(Items listed in a dataset)
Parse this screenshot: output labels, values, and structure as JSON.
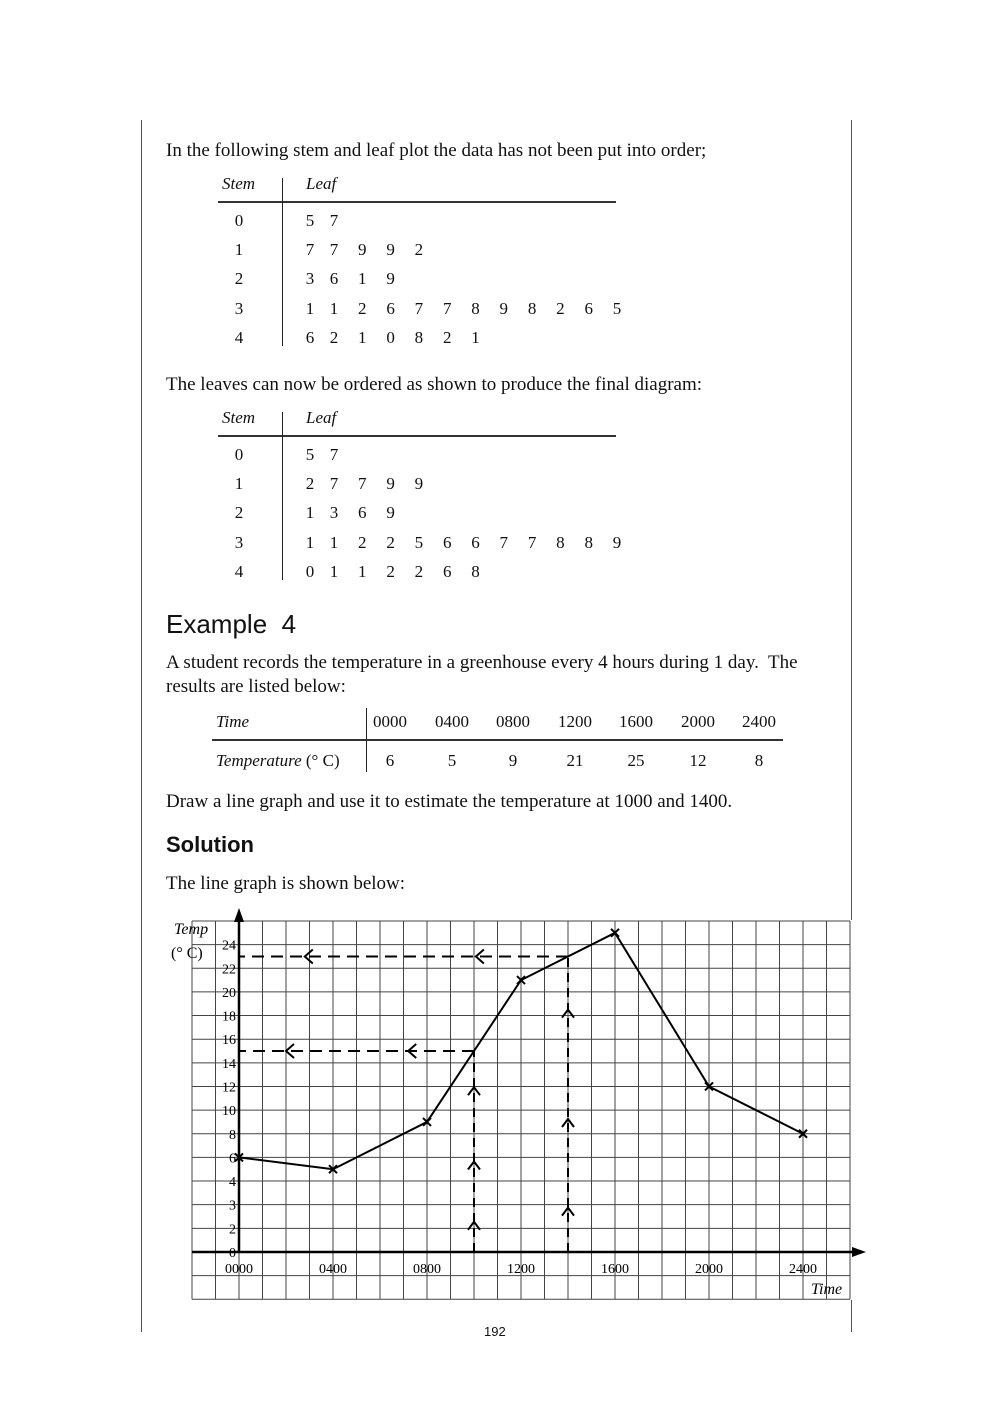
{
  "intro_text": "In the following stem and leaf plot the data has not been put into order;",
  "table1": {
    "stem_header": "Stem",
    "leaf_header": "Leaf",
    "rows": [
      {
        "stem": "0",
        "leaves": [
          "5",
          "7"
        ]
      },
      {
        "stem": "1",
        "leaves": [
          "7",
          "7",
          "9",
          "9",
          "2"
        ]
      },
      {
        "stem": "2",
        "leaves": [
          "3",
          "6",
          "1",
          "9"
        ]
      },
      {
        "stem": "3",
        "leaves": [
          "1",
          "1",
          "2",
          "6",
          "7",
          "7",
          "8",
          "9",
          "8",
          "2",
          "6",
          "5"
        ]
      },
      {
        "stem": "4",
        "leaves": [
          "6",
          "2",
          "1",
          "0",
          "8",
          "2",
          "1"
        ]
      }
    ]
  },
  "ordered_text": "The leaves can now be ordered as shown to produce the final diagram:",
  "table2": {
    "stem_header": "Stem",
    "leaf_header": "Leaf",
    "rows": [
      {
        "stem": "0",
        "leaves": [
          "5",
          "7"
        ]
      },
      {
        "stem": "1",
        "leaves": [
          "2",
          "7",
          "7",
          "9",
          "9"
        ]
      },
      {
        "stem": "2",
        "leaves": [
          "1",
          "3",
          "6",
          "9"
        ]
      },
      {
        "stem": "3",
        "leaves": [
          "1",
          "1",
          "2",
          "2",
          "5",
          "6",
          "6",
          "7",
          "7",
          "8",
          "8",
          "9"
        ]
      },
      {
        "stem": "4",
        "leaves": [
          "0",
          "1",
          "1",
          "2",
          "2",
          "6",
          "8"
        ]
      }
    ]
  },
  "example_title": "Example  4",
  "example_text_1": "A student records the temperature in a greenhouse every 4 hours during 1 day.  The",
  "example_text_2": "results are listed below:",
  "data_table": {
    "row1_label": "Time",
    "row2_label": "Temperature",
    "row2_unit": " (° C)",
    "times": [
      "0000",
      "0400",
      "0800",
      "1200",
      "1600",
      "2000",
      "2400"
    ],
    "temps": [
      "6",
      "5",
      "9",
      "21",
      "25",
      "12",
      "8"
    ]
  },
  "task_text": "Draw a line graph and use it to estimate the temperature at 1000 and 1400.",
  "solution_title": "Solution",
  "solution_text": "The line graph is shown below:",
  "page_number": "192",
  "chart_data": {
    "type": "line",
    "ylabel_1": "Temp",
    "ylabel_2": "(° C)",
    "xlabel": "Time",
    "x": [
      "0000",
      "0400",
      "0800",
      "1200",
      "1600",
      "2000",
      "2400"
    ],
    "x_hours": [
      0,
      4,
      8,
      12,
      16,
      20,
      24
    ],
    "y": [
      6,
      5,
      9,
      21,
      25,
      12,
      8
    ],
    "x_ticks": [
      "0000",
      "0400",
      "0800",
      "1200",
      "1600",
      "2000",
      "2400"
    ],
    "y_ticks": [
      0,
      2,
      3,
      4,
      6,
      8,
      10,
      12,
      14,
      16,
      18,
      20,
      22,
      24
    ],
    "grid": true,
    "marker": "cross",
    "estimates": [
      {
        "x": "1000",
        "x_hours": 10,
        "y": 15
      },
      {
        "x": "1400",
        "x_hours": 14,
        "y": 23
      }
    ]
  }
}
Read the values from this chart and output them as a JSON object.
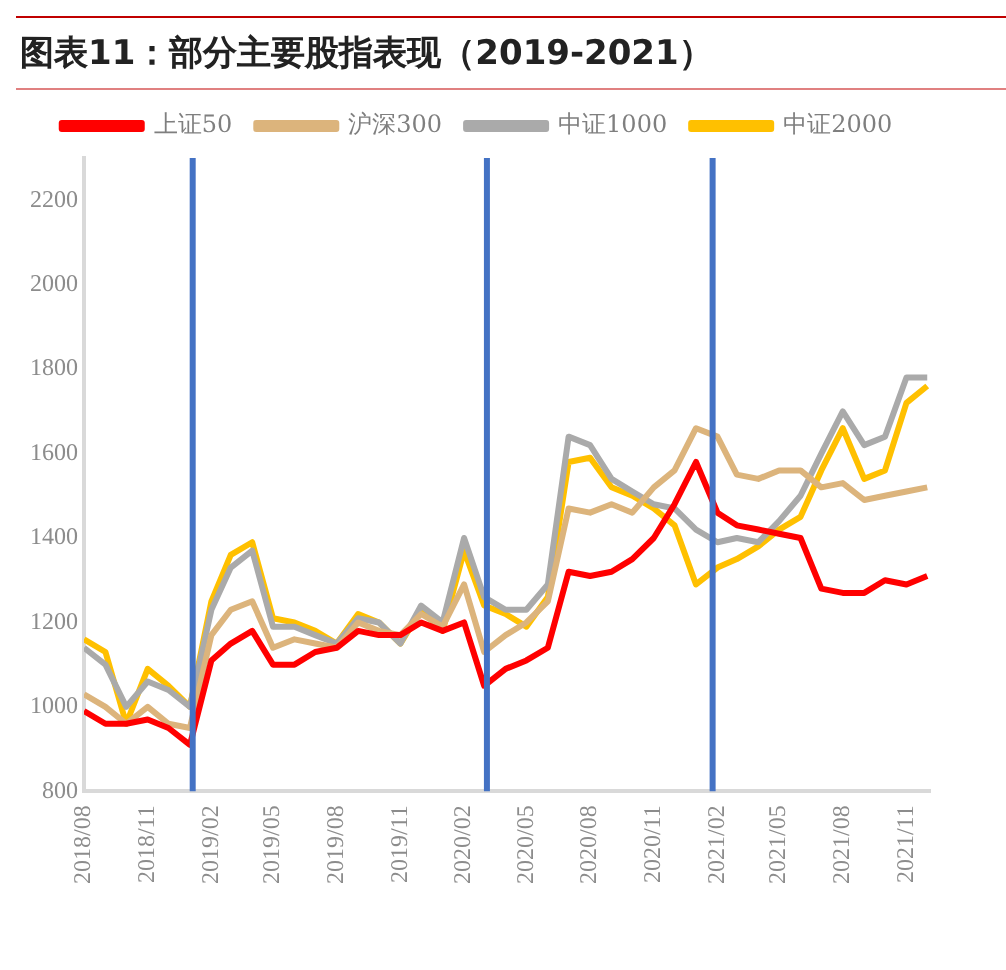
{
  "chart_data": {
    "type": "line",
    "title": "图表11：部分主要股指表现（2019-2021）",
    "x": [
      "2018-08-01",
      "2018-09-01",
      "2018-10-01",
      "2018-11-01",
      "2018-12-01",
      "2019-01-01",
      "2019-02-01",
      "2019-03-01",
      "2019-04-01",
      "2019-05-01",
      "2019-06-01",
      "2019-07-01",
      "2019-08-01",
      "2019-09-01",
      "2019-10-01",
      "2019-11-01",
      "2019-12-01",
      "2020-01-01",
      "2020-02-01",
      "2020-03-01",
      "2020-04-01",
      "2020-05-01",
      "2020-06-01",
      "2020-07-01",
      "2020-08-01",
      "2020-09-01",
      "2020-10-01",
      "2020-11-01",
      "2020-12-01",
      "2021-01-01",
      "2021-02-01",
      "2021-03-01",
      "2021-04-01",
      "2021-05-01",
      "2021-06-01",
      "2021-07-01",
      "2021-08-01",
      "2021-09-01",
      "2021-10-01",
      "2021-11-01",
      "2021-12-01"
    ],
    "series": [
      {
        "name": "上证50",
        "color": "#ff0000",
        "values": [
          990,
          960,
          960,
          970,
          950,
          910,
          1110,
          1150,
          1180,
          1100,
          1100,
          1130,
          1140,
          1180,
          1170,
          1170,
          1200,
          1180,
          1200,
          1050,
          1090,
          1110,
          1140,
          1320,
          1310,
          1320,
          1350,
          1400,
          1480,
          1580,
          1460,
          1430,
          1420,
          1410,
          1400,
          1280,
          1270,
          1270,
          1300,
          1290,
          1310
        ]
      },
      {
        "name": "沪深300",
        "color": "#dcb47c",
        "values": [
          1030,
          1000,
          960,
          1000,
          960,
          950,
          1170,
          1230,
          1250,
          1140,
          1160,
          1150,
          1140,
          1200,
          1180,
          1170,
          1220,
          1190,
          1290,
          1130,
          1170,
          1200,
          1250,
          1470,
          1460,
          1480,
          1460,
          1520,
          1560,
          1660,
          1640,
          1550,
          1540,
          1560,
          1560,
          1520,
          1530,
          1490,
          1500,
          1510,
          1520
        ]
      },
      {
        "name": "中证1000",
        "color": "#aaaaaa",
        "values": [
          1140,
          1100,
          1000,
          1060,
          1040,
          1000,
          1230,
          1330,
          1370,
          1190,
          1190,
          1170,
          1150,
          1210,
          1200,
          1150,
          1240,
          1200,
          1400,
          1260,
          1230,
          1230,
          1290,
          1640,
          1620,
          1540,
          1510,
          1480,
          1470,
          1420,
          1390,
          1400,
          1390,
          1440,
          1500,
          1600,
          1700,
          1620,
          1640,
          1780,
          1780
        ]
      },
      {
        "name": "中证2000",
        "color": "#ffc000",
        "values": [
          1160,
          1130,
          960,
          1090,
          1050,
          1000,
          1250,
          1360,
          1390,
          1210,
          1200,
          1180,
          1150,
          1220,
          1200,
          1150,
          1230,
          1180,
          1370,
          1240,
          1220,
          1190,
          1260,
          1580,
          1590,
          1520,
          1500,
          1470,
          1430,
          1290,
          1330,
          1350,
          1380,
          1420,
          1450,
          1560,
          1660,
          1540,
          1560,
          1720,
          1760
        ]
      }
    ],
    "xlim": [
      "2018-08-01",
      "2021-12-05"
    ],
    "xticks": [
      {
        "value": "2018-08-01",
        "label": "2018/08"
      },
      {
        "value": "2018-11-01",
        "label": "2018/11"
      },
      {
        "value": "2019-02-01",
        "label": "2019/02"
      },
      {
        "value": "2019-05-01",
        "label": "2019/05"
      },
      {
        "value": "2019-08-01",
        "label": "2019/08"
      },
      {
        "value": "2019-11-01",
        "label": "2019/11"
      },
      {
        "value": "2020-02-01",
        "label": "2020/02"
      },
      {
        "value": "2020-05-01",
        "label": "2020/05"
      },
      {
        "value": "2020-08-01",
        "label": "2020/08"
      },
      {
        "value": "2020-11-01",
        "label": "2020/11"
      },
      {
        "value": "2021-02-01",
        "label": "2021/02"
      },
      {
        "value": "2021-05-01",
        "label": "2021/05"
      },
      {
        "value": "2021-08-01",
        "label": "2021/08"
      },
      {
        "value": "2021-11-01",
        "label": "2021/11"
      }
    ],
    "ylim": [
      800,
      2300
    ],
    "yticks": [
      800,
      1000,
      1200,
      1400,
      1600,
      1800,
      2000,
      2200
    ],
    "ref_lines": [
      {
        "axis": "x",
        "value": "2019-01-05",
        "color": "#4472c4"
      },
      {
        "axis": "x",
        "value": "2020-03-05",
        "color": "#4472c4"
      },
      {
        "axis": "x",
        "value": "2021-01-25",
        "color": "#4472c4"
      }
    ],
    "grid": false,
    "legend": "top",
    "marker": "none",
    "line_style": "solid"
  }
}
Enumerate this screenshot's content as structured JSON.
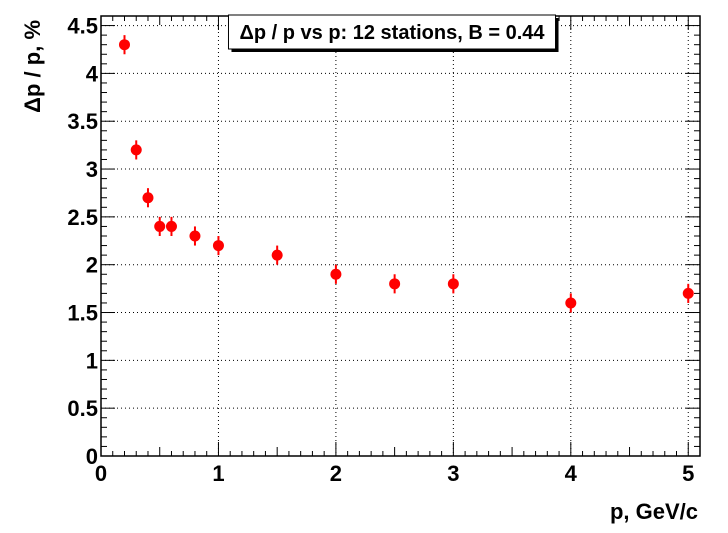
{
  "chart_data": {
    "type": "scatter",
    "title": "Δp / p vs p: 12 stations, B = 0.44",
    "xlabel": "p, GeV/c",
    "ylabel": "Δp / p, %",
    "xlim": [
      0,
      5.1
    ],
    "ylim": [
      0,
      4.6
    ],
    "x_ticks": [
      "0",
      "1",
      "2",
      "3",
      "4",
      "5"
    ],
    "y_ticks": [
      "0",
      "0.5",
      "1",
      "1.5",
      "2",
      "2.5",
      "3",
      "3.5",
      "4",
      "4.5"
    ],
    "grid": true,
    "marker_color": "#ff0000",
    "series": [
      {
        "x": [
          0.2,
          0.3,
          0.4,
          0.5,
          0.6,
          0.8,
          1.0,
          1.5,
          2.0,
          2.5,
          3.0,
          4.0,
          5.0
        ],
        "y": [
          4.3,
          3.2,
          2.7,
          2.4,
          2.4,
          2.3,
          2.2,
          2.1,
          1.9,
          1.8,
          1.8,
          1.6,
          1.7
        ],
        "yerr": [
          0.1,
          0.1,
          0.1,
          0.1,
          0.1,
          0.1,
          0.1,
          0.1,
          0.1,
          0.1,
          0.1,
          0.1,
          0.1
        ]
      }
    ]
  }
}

● **What is required**
Copy every line in the records above that contains the word "JSON".

● **Result of the task**
Parse this screenshot: output labels, values, and structure as JSON.
Read the values from this chart and output them as a JSON object.
Enumerate this screenshot's content as structured JSON.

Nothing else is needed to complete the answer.